## Work required:
State the number of lines in the material below that have "Maintenance" in them, without any other text.

## Extracted entries:
- - - - -

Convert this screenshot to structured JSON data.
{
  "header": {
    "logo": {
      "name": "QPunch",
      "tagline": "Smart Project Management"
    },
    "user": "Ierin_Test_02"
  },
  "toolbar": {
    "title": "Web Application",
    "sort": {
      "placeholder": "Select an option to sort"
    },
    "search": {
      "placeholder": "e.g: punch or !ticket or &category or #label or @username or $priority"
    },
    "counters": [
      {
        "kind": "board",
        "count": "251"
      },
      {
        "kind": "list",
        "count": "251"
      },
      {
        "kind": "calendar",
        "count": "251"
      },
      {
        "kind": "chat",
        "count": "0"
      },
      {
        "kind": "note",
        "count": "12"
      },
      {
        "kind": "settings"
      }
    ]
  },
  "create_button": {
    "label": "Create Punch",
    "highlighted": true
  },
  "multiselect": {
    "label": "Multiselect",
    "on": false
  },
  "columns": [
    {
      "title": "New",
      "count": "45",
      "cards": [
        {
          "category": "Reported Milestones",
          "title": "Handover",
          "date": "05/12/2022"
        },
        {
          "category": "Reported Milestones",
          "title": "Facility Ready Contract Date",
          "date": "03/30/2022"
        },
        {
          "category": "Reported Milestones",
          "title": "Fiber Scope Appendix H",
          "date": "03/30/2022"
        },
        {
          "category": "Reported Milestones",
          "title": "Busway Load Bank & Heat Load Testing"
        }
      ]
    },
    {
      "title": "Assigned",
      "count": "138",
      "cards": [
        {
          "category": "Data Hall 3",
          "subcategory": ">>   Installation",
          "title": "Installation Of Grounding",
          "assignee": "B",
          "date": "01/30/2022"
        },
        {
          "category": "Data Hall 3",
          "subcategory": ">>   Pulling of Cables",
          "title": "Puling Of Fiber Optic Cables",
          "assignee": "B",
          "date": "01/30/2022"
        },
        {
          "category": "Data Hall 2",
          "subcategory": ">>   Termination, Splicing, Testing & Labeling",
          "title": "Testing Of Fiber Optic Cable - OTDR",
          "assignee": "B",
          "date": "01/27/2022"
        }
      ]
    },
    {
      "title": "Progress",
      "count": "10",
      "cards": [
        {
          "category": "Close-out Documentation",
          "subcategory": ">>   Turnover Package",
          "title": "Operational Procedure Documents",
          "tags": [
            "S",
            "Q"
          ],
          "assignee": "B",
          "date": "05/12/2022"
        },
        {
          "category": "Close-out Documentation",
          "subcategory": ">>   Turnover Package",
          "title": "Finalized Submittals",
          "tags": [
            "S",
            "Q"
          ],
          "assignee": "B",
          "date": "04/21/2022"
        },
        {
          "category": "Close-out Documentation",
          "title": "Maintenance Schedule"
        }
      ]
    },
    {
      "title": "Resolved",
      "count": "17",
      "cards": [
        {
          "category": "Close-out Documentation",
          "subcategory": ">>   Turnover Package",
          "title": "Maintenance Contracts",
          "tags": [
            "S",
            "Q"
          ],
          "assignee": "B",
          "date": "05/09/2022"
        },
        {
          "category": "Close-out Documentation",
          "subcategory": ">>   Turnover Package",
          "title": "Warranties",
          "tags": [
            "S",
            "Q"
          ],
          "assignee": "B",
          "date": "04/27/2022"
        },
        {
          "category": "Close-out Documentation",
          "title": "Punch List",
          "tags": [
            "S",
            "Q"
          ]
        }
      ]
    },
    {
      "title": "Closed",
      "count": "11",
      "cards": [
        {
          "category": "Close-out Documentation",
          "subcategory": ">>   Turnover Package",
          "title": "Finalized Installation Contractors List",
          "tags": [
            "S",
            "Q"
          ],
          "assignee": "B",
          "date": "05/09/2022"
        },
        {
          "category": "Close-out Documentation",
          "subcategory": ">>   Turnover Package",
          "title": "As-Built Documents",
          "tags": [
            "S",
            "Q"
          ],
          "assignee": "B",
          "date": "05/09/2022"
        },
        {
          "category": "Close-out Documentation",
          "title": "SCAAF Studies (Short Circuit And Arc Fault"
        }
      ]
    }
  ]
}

- - - - -

## Task result:
2